● **TO DO**: Quote all entries in full, exactly.

● **SUPPLIED DATA**:
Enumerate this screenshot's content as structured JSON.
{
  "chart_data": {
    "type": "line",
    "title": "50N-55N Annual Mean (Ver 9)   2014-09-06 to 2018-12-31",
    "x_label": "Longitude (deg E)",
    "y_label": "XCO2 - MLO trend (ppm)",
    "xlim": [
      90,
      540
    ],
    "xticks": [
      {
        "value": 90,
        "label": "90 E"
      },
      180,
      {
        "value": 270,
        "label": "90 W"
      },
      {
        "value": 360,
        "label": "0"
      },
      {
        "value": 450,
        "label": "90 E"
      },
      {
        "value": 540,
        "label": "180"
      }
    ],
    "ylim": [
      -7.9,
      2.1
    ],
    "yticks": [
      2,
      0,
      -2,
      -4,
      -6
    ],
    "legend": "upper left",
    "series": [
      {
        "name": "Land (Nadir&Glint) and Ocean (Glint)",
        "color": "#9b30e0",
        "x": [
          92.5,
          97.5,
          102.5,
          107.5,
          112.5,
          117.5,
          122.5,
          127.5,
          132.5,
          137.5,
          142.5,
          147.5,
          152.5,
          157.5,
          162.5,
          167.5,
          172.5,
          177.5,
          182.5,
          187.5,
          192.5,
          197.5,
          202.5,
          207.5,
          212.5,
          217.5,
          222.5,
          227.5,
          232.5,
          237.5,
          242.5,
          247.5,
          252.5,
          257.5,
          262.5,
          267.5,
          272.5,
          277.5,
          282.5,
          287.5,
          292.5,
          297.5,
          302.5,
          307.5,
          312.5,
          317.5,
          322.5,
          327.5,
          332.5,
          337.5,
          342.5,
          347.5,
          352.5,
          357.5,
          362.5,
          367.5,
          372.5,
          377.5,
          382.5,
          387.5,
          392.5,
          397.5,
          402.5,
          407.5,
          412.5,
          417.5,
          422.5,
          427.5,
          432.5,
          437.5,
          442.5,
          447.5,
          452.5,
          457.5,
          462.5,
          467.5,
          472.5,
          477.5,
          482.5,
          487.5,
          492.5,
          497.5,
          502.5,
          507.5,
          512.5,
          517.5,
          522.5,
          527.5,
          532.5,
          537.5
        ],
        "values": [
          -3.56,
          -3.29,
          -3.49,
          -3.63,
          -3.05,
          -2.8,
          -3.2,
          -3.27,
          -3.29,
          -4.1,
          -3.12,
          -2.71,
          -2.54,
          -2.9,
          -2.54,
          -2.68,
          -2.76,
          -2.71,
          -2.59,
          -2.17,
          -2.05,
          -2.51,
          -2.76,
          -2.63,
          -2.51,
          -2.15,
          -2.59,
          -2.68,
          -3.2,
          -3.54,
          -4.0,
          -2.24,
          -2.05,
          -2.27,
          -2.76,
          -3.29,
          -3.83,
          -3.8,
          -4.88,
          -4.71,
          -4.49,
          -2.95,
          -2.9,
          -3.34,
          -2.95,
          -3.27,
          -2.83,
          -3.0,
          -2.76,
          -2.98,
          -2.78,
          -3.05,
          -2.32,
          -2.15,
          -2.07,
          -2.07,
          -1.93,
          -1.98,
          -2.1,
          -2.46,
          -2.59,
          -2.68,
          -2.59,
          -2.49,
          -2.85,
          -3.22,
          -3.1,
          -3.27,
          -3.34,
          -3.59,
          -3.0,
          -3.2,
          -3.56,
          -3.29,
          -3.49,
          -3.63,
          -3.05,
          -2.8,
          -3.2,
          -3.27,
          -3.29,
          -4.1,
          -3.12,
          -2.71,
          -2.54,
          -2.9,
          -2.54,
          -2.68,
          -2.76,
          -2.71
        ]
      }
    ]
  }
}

● **ANSWER BELOW**:
Enumerate this screenshot's content as structured JSON.
{
  "chart_data": {
    "type": "line",
    "title": "50N-55N Annual Mean (Ver 9)   2014-09-06 to 2018-12-31",
    "x_label": "Longitude (deg E)",
    "y_label": "XCO2 - MLO trend (ppm)",
    "xlim": [
      90,
      540
    ],
    "xticks": [
      {
        "value": 90,
        "label": "90 E"
      },
      180,
      {
        "value": 270,
        "label": "90 W"
      },
      {
        "value": 360,
        "label": "0"
      },
      {
        "value": 450,
        "label": "90 E"
      },
      {
        "value": 540,
        "label": "180"
      }
    ],
    "ylim": [
      -7.9,
      2.1
    ],
    "yticks": [
      2,
      0,
      -2,
      -4,
      -6
    ],
    "legend": "upper left",
    "series": [
      {
        "name": "Land (Nadir&Glint) and Ocean (Glint)",
        "color": "#9b30e0",
        "x": [
          92.5,
          97.5,
          102.5,
          107.5,
          112.5,
          117.5,
          122.5,
          127.5,
          132.5,
          137.5,
          142.5,
          147.5,
          152.5,
          157.5,
          162.5,
          167.5,
          172.5,
          177.5,
          182.5,
          187.5,
          192.5,
          197.5,
          202.5,
          207.5,
          212.5,
          217.5,
          222.5,
          227.5,
          232.5,
          237.5,
          242.5,
          247.5,
          252.5,
          257.5,
          262.5,
          267.5,
          272.5,
          277.5,
          282.5,
          287.5,
          292.5,
          297.5,
          302.5,
          307.5,
          312.5,
          317.5,
          322.5,
          327.5,
          332.5,
          337.5,
          342.5,
          347.5,
          352.5,
          357.5,
          362.5,
          367.5,
          372.5,
          377.5,
          382.5,
          387.5,
          392.5,
          397.5,
          402.5,
          407.5,
          412.5,
          417.5,
          422.5,
          427.5,
          432.5,
          437.5,
          442.5,
          447.5,
          452.5,
          457.5,
          462.5,
          467.5,
          472.5,
          477.5,
          482.5,
          487.5,
          492.5,
          497.5,
          502.5,
          507.5,
          512.5,
          517.5,
          522.5,
          527.5,
          532.5,
          537.5
        ],
        "values": [
          -3.56,
          -3.29,
          -3.49,
          -3.63,
          -3.05,
          -2.8,
          -3.2,
          -3.27,
          -3.29,
          -4.1,
          -3.12,
          -2.71,
          -2.54,
          -2.9,
          -2.54,
          -2.68,
          -2.76,
          -2.71,
          -2.59,
          -2.17,
          -2.05,
          -2.51,
          -2.76,
          -2.63,
          -2.51,
          -2.15,
          -2.59,
          -2.68,
          -3.2,
          -3.54,
          -4.0,
          -2.24,
          -2.05,
          -2.27,
          -2.76,
          -3.29,
          -3.83,
          -3.8,
          -4.88,
          -4.71,
          -4.49,
          -2.95,
          -2.9,
          -3.34,
          -2.95,
          -3.27,
          -2.83,
          -3.0,
          -2.76,
          -2.98,
          -2.78,
          -3.05,
          -2.32,
          -2.15,
          -2.07,
          -2.07,
          -1.93,
          -1.98,
          -2.1,
          -2.46,
          -2.59,
          -2.68,
          -2.59,
          -2.49,
          -2.85,
          -3.22,
          -3.1,
          -3.27,
          -3.34,
          -3.59,
          -3.0,
          -3.2,
          -3.56,
          -3.29,
          -3.49,
          -3.63,
          -3.05,
          -2.8,
          -3.2,
          -3.27,
          -3.29,
          -4.1,
          -3.12,
          -2.71,
          -2.54,
          -2.9,
          -2.54,
          -2.68,
          -2.76,
          -2.71
        ]
      }
    ]
  }
}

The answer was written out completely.